* Start *

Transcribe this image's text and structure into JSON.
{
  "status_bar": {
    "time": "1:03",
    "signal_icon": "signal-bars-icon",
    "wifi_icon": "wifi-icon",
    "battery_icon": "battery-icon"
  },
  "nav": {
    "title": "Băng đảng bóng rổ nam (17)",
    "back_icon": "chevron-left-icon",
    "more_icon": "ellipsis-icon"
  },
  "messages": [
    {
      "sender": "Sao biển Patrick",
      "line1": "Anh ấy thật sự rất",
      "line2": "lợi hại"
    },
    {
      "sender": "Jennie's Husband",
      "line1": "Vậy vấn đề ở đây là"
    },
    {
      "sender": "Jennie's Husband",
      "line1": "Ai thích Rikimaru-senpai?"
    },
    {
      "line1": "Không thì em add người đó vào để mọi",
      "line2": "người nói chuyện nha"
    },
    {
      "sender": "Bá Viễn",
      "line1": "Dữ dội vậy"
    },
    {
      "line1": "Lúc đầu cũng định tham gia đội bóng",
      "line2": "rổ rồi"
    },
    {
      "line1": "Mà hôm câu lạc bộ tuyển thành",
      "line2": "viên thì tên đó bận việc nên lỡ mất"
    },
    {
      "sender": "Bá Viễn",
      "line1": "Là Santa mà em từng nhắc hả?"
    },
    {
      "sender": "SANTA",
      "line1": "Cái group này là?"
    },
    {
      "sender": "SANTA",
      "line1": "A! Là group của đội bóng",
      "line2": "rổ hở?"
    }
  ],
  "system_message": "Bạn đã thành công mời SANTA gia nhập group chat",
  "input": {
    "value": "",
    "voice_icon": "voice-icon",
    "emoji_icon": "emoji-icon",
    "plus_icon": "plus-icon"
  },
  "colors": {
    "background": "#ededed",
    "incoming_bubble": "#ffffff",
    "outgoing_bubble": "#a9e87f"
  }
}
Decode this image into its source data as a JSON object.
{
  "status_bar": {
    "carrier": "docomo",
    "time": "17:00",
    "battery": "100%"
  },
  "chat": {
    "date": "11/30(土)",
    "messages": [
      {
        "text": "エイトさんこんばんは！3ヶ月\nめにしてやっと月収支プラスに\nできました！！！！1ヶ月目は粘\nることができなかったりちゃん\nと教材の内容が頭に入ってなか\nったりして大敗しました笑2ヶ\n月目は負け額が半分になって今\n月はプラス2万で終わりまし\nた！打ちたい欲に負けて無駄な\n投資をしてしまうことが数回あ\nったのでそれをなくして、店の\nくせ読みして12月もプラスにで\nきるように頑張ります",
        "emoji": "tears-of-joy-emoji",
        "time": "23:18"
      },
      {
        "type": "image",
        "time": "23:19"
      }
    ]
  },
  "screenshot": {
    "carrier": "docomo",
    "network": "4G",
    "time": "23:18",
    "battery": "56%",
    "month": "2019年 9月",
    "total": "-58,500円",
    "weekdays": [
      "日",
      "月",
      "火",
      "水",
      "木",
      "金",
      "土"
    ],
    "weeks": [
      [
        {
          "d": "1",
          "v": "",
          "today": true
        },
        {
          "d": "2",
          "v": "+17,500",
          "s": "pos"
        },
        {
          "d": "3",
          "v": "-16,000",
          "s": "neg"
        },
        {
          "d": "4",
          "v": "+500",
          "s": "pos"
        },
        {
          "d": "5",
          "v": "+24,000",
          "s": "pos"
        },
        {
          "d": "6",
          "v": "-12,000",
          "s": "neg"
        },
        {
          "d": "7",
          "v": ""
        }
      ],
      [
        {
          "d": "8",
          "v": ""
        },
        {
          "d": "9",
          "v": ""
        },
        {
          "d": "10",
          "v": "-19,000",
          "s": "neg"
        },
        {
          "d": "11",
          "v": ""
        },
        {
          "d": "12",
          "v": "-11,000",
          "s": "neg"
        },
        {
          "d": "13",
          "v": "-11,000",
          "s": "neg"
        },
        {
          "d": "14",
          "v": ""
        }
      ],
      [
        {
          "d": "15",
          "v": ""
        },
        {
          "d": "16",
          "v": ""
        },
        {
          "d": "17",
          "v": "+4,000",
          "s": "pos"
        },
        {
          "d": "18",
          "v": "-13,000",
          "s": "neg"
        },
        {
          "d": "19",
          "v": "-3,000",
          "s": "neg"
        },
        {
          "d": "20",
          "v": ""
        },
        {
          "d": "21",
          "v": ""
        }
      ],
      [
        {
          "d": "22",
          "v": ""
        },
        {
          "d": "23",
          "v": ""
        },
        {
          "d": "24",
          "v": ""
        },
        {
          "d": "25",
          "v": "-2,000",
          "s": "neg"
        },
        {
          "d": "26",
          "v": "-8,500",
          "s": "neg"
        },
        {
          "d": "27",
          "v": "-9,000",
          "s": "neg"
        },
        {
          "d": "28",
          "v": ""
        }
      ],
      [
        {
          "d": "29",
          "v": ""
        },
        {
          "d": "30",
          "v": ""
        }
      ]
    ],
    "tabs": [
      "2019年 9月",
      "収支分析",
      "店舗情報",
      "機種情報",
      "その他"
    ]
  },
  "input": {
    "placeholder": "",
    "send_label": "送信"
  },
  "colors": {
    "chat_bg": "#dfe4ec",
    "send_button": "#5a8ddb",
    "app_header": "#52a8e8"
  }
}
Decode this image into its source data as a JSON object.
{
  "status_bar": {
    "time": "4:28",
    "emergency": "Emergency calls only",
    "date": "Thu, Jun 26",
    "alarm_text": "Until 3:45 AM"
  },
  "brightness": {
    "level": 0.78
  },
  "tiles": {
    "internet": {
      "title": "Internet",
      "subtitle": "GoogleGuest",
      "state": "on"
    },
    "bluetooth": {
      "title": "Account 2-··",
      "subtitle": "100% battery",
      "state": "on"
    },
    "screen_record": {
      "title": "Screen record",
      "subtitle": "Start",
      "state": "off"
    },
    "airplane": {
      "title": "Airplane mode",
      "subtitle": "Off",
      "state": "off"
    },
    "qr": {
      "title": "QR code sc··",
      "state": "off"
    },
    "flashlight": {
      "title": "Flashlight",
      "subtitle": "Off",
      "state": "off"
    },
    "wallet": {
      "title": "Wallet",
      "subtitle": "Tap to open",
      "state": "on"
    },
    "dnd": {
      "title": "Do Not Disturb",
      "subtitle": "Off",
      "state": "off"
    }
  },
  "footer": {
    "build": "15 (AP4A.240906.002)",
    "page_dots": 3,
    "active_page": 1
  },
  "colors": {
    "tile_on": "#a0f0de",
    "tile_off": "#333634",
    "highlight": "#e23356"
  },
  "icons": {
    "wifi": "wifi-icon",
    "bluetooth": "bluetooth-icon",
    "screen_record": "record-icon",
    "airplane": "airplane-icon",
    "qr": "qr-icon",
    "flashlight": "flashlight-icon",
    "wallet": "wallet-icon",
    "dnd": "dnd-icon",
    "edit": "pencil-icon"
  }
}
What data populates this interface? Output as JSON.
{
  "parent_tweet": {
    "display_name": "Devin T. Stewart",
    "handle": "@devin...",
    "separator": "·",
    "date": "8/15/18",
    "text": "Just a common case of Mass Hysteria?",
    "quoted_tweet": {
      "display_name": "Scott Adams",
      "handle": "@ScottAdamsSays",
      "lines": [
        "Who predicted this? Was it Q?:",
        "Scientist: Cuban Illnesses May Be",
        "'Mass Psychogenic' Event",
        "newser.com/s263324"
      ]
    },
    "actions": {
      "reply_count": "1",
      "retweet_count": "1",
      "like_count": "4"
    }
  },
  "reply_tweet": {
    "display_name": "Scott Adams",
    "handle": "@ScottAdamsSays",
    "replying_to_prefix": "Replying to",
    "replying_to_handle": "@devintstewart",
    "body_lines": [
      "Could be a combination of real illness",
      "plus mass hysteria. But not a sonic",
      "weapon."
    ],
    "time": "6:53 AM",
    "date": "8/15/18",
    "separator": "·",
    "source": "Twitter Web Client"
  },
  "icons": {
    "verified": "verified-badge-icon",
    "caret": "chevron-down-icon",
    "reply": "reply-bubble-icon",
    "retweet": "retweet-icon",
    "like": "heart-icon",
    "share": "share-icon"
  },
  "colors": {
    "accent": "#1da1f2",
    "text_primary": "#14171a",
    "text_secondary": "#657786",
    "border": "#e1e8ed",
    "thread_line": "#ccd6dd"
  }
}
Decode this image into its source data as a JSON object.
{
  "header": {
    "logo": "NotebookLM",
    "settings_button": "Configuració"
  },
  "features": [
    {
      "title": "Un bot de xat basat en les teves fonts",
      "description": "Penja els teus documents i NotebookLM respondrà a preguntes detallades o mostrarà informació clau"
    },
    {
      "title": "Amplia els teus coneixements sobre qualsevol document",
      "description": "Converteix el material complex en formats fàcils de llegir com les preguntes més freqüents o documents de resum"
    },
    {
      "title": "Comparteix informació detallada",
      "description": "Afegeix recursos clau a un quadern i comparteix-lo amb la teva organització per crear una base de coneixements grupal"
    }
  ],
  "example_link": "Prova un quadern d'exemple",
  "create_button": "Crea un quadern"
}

* End *

■ Task to complete ■
From the records above, pull out each line that has "ScottAdamsSays".

■ Problem solution ■
      "handle": "@ScottAdamsSays",
    "handle": "@ScottAdamsSays",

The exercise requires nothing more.